# DATA TO USE
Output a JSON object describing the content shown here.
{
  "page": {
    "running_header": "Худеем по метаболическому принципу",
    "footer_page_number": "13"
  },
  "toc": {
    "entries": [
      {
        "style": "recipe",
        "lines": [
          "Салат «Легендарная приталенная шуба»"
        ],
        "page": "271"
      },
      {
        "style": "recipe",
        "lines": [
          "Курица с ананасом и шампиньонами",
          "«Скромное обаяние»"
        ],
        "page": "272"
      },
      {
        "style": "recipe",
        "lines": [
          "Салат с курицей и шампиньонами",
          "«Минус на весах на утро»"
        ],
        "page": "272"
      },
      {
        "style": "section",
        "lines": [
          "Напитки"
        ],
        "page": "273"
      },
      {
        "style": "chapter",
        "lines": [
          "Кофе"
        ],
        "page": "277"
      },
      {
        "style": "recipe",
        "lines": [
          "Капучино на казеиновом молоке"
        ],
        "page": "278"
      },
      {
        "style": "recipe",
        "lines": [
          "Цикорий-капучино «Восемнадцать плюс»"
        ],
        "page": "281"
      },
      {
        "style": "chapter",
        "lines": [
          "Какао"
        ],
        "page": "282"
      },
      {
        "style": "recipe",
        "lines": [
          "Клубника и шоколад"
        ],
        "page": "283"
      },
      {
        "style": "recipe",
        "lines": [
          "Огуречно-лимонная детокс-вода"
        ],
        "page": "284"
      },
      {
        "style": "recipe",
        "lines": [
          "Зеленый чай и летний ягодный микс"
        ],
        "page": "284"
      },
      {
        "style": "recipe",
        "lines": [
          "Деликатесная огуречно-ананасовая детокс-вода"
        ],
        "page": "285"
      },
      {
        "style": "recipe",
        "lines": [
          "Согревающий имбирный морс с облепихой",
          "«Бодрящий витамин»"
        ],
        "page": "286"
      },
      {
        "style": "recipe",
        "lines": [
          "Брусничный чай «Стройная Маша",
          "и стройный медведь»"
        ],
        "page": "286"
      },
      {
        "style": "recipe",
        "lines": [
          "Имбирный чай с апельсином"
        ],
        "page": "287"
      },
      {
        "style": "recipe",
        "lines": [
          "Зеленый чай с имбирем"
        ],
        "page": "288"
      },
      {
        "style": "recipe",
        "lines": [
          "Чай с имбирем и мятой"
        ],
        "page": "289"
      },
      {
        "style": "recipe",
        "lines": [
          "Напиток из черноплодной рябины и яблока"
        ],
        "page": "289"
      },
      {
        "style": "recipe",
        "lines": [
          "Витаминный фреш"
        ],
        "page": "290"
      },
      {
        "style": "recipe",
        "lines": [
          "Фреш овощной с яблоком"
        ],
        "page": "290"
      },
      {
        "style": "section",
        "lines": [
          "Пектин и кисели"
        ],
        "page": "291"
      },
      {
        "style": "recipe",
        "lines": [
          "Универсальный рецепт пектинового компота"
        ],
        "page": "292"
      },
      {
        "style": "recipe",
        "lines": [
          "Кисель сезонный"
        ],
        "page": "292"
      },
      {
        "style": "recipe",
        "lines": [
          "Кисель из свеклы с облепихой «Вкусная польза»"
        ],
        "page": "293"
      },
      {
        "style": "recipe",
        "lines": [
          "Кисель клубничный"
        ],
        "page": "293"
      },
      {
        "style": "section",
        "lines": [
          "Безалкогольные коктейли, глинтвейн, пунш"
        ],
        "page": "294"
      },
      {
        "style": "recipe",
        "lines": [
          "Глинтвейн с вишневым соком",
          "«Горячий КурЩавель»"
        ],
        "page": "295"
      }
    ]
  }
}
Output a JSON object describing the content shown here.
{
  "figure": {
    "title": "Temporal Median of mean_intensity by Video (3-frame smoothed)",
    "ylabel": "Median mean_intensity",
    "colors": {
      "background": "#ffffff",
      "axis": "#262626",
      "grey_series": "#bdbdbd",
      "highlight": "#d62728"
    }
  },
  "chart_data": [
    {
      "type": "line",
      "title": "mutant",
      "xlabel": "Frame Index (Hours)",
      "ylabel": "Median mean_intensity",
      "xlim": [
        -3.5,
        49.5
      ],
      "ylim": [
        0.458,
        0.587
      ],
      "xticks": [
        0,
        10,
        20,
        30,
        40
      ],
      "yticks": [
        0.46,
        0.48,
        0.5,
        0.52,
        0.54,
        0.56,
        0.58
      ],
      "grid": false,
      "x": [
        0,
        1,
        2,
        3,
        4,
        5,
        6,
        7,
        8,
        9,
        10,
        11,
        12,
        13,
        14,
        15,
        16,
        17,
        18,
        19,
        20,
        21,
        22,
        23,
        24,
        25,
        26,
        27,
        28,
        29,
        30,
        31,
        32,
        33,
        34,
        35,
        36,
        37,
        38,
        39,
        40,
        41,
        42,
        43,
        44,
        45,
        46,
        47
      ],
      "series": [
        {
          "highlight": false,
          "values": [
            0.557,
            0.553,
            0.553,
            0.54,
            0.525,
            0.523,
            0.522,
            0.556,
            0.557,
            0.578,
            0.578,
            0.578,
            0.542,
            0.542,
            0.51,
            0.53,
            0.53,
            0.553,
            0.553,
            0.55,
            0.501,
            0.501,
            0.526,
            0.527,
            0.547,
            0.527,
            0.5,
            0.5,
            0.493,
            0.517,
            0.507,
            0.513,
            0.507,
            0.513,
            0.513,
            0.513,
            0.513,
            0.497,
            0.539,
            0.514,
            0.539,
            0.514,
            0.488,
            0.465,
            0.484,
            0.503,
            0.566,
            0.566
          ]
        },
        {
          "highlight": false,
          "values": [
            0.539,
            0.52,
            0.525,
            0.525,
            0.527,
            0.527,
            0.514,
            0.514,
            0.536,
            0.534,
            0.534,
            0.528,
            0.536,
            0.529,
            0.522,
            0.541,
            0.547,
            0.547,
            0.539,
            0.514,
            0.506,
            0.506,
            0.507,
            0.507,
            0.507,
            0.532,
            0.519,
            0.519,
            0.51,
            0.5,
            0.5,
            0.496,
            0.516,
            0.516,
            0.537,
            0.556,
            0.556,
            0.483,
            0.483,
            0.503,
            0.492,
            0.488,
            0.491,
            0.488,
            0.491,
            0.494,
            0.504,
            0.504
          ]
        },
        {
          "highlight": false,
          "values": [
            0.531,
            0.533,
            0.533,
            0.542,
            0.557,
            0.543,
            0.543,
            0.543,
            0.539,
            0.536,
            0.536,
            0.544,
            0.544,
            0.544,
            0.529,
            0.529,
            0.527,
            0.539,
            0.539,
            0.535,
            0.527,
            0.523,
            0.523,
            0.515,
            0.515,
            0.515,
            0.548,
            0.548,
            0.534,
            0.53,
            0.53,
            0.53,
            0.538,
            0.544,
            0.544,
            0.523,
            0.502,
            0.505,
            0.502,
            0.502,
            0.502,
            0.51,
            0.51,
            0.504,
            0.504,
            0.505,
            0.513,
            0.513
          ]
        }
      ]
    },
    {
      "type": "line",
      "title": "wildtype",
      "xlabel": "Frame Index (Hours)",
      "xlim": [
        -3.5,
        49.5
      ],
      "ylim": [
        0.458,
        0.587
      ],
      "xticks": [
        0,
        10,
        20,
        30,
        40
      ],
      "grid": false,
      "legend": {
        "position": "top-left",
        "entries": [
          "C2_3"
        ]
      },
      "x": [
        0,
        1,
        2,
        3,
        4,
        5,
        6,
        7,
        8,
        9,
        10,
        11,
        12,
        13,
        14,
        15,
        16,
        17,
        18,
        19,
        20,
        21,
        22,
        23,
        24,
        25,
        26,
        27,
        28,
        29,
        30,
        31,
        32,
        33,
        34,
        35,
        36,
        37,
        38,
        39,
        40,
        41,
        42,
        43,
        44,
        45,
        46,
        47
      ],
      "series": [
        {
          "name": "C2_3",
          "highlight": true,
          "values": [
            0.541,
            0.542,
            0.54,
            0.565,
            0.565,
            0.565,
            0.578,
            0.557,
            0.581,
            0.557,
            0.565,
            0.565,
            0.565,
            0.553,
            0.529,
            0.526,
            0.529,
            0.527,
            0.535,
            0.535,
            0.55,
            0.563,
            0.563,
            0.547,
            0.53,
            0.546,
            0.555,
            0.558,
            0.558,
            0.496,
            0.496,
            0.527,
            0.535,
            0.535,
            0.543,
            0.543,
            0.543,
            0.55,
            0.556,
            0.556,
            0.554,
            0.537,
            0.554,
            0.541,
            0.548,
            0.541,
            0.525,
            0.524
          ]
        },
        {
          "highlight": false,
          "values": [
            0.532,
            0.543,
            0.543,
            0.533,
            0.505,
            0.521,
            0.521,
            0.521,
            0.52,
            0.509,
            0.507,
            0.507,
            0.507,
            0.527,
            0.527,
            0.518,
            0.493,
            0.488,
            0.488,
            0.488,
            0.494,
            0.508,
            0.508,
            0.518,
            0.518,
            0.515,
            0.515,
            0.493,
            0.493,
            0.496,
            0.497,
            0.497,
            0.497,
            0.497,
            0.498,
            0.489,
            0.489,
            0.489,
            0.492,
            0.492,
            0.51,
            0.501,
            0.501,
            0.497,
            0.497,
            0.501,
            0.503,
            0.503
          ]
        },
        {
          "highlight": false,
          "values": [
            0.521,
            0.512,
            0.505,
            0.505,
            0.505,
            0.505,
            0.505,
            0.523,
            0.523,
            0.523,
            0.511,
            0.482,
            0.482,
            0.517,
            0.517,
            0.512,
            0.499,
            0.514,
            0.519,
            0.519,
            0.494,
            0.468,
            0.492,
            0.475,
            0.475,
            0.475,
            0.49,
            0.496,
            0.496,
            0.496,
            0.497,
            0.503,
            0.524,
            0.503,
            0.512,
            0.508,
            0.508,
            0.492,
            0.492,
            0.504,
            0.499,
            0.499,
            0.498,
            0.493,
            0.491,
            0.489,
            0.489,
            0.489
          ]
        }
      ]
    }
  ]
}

# AIM OF THE TASK
Show every line of the listing in which the string "Зеленый" can be found.

# SOLUTION TO THE PROBLEM
          "Зеленый чай и летний ягодный микс"
          "Зеленый чай с имбирем"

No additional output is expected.